Exercise prompt >> Skip every image and restate the data word for word.
Begin Data extract
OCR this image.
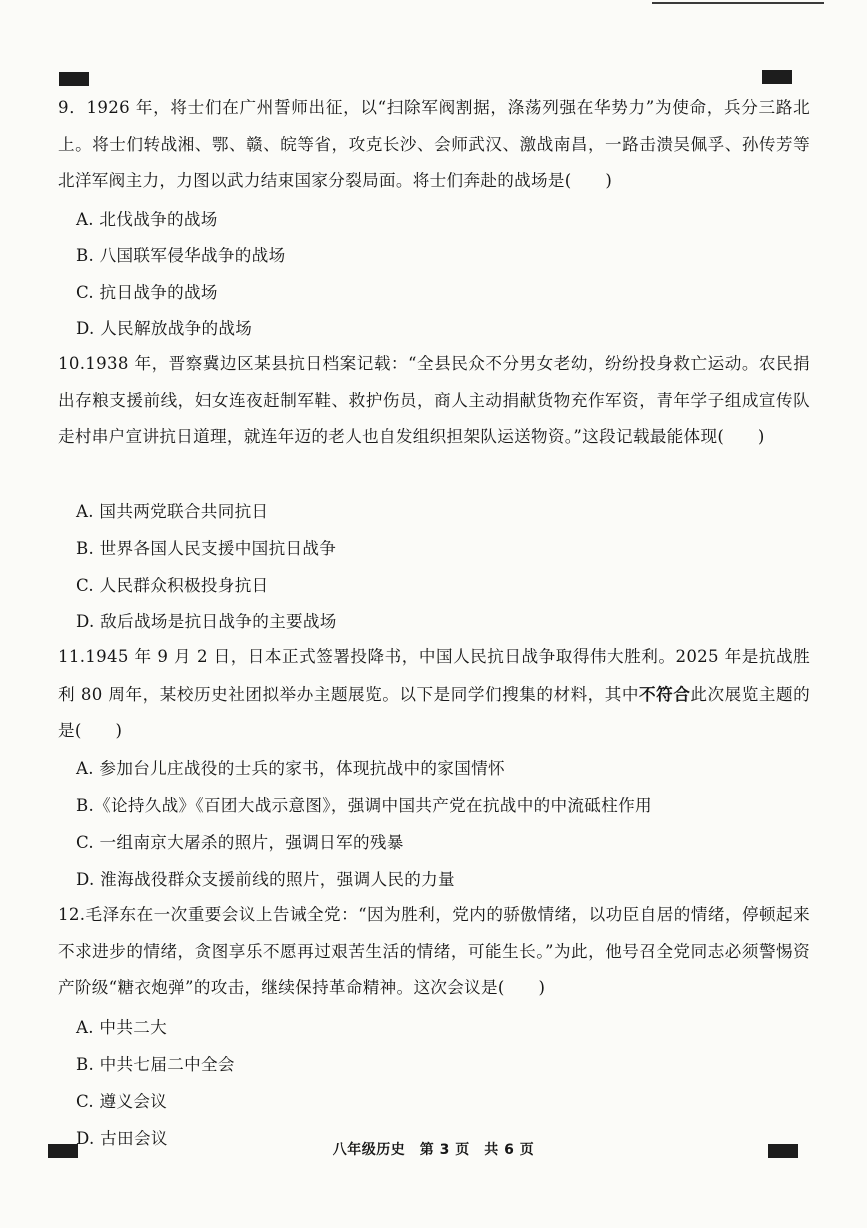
9．1926 年，将士们在广州誓师出征，以“扫除军阀割据，涤荡列强在华势力”为使命，兵分三路北上。将士们转战湘、鄂、赣、皖等省，攻克长沙、会师武汉、激战南昌，一路击溃吴佩孚、孙传芳等北洋军阀主力，力图以武力结束国家分裂局面。将士们奔赴的战场是(　　)
A. 北伐战争的战场
B. 八国联军侵华战争的战场
C. 抗日战争的战场
D. 人民解放战争的战场
10.1938 年，晋察冀边区某县抗日档案记载：“全县民众不分男女老幼，纷纷投身救亡运动。农民捐出存粮支援前线，妇女连夜赶制军鞋、救护伤员，商人主动捐献货物充作军资，青年学子组成宣传队走村串户宣讲抗日道理，就连年迈的老人也自发组织担架队运送物资。”这段记载最能体现(　　)
A. 国共两党联合共同抗日
B. 世界各国人民支援中国抗日战争
C. 人民群众积极投身抗日
D. 敌后战场是抗日战争的主要战场
11.1945 年 9 月 2 日，日本正式签署投降书，中国人民抗日战争取得伟大胜利。2025 年是抗战胜利 80 周年，某校历史社团拟举办主题展览。以下是同学们搜集的材料，其中不符合此次展览主题的是(　　)
A. 参加台儿庄战役的士兵的家书，体现抗战中的家国情怀
B.《论持久战》《百团大战示意图》，强调中国共产党在抗战中的中流砥柱作用
C. 一组南京大屠杀的照片，强调日军的残暴
D. 淮海战役群众支援前线的照片，强调人民的力量
12.毛泽东在一次重要会议上告诫全党：“因为胜利，党内的骄傲情绪，以功臣自居的情绪，停顿起来不求进步的情绪，贪图享乐不愿再过艰苦生活的情绪，可能生长。”为此，他号召全党同志必须警惕资产阶级“糖衣炮弹”的攻击，继续保持革命精神。这次会议是(　　)
A. 中共二大
B. 中共七届二中全会
C. 遵义会议
D. 古田会议
八年级历史　第 3 页　共 6 页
End Data extract
Exercise solution >>
OCR this image.
9．1926 年，将士们在广州誓师出征，以“扫除军阀割据，涤荡列强在华势力”为使命，兵分三路北上。将士们转战湘、鄂、赣、皖等省，攻克长沙、会师武汉、激战南昌，一路击溃吴佩孚、孙传芳等北洋军阀主力，力图以武力结束国家分裂局面。将士们奔赴的战场是(　　)
A. 北伐战争的战场
B. 八国联军侵华战争的战场
C. 抗日战争的战场
D. 人民解放战争的战场
10.1938 年，晋察冀边区某县抗日档案记载：“全县民众不分男女老幼，纷纷投身救亡运动。农民捐出存粮支援前线，妇女连夜赶制军鞋、救护伤员，商人主动捐献货物充作军资，青年学子组成宣传队走村串户宣讲抗日道理，就连年迈的老人也自发组织担架队运送物资。”这段记载最能体现(　　)
A. 国共两党联合共同抗日
B. 世界各国人民支援中国抗日战争
C. 人民群众积极投身抗日
D. 敌后战场是抗日战争的主要战场
11.1945 年 9 月 2 日，日本正式签署投降书，中国人民抗日战争取得伟大胜利。2025 年是抗战胜利 80 周年，某校历史社团拟举办主题展览。以下是同学们搜集的材料，其中不符合此次展览主题的是(　　)
A. 参加台儿庄战役的士兵的家书，体现抗战中的家国情怀
B.《论持久战》《百团大战示意图》，强调中国共产党在抗战中的中流砥柱作用
C. 一组南京大屠杀的照片，强调日军的残暴
D. 淮海战役群众支援前线的照片，强调人民的力量
12.毛泽东在一次重要会议上告诫全党：“因为胜利，党内的骄傲情绪，以功臣自居的情绪，停顿起来不求进步的情绪，贪图享乐不愿再过艰苦生活的情绪，可能生长。”为此，他号召全党同志必须警惕资产阶级“糖衣炮弹”的攻击，继续保持革命精神。这次会议是(　　)
A. 中共二大
B. 中共七届二中全会
C. 遵义会议
D. 古田会议
八年级历史　第 3 页　共 6 页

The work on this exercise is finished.